>>>>

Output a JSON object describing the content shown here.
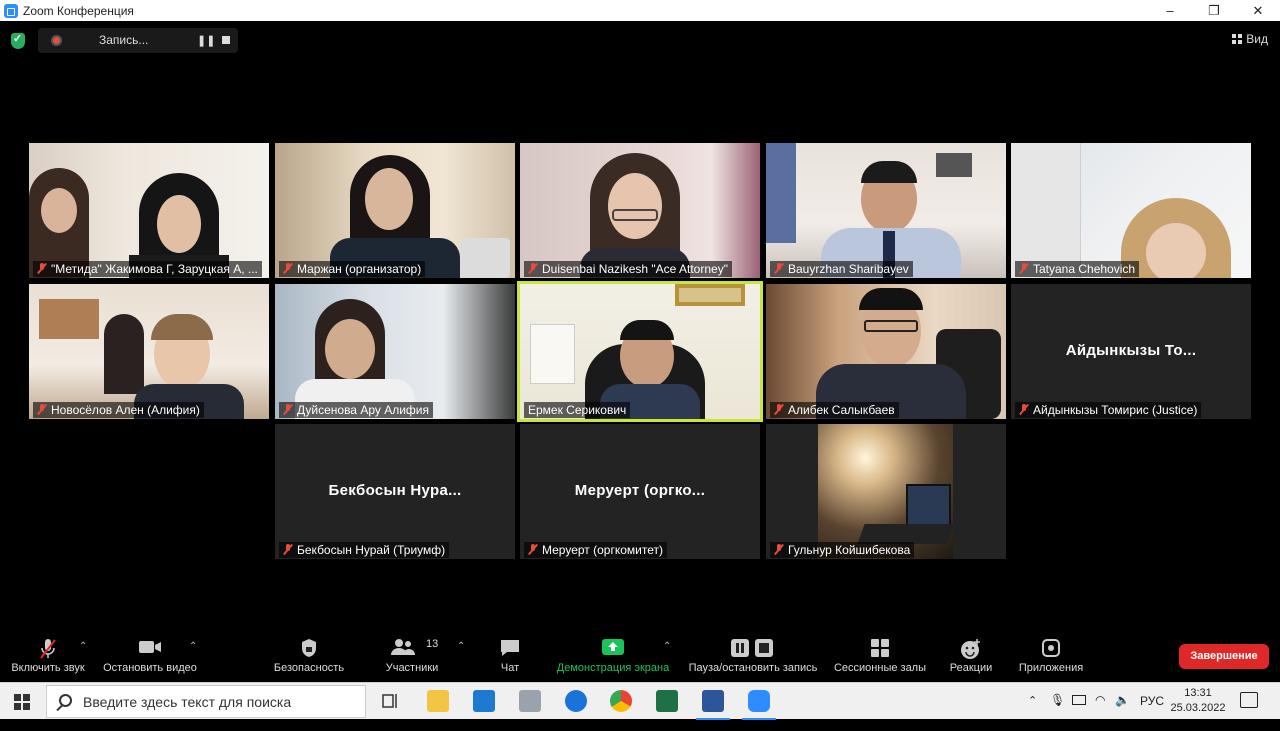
{
  "window": {
    "title": "Zoom Конференция",
    "minimize": "–",
    "maximize": "❐",
    "close": "✕"
  },
  "recording": {
    "label": "Запись..."
  },
  "view": {
    "label": "Вид"
  },
  "participants": [
    {
      "name": "\"Метида\" Жакимова Г, Заруцкая А, ...",
      "muted": true
    },
    {
      "name": "Маржан (организатор)",
      "muted": true
    },
    {
      "name": "Duisenbai Nazikesh \"Ace Attorney\"",
      "muted": true
    },
    {
      "name": "Bauyrzhan Sharibayev",
      "muted": true
    },
    {
      "name": "Tatyana Chehovich",
      "muted": true
    },
    {
      "name": "Новосёлов Ален (Алифия)",
      "muted": true
    },
    {
      "name": "Дуйсенова Ару Алифия",
      "muted": true
    },
    {
      "name": "Ермек Серикович",
      "muted": false,
      "active": true
    },
    {
      "name": "Алибек Салыкбаев",
      "muted": true
    },
    {
      "name": "Айдынкызы Томирис (Justice)",
      "muted": true,
      "display": "Айдынкызы То..."
    },
    {
      "name": "Бекбосын Нурай (Триумф)",
      "muted": true,
      "display": "Бекбосын Нура..."
    },
    {
      "name": "Меруерт (оргкомитет)",
      "muted": true,
      "display": "Меруерт (оргко..."
    },
    {
      "name": "Гульнур Койшибекова",
      "muted": true
    }
  ],
  "toolbar": {
    "unmute": "Включить звук",
    "stop_video": "Остановить видео",
    "security": "Безопасность",
    "participants": "Участники",
    "participants_count": "13",
    "chat": "Чат",
    "share": "Демонстрация экрана",
    "pause_stop_record": "Пауза/остановить запись",
    "breakout": "Сессионные залы",
    "reactions": "Реакции",
    "apps": "Приложения",
    "end": "Завершение"
  },
  "taskbar": {
    "search_placeholder": "Введите здесь текст для поиска",
    "lang": "РУС",
    "time": "13:31",
    "date": "25.03.2022"
  },
  "colors": {
    "accent_green": "#19c35a",
    "end_red": "#e02828",
    "active_border": "#c8e639"
  }
}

<<<<

PROBLEM STATEMENT: Take the listing and print it again exactly, but without any pictures.

RESPONSE BELOW:
Output a JSON object describing the content shown here.
{
  "window": {
    "title": "Zoom Конференция",
    "minimize": "–",
    "maximize": "❐",
    "close": "✕"
  },
  "recording": {
    "label": "Запись..."
  },
  "view": {
    "label": "Вид"
  },
  "participants": [
    {
      "name": "\"Метида\" Жакимова Г, Заруцкая А, ...",
      "muted": true
    },
    {
      "name": "Маржан (организатор)",
      "muted": true
    },
    {
      "name": "Duisenbai Nazikesh \"Ace Attorney\"",
      "muted": true
    },
    {
      "name": "Bauyrzhan Sharibayev",
      "muted": true
    },
    {
      "name": "Tatyana Chehovich",
      "muted": true
    },
    {
      "name": "Новосёлов Ален (Алифия)",
      "muted": true
    },
    {
      "name": "Дуйсенова Ару Алифия",
      "muted": true
    },
    {
      "name": "Ермек Серикович",
      "muted": false,
      "active": true
    },
    {
      "name": "Алибек Салыкбаев",
      "muted": true
    },
    {
      "name": "Айдынкызы Томирис (Justice)",
      "muted": true,
      "display": "Айдынкызы То..."
    },
    {
      "name": "Бекбосын Нурай (Триумф)",
      "muted": true,
      "display": "Бекбосын Нура..."
    },
    {
      "name": "Меруерт (оргкомитет)",
      "muted": true,
      "display": "Меруерт (оргко..."
    },
    {
      "name": "Гульнур Койшибекова",
      "muted": true
    }
  ],
  "toolbar": {
    "unmute": "Включить звук",
    "stop_video": "Остановить видео",
    "security": "Безопасность",
    "participants": "Участники",
    "participants_count": "13",
    "chat": "Чат",
    "share": "Демонстрация экрана",
    "pause_stop_record": "Пауза/остановить запись",
    "breakout": "Сессионные залы",
    "reactions": "Реакции",
    "apps": "Приложения",
    "end": "Завершение"
  },
  "taskbar": {
    "search_placeholder": "Введите здесь текст для поиска",
    "lang": "РУС",
    "time": "13:31",
    "date": "25.03.2022"
  },
  "colors": {
    "accent_green": "#19c35a",
    "end_red": "#e02828",
    "active_border": "#c8e639"
  }
}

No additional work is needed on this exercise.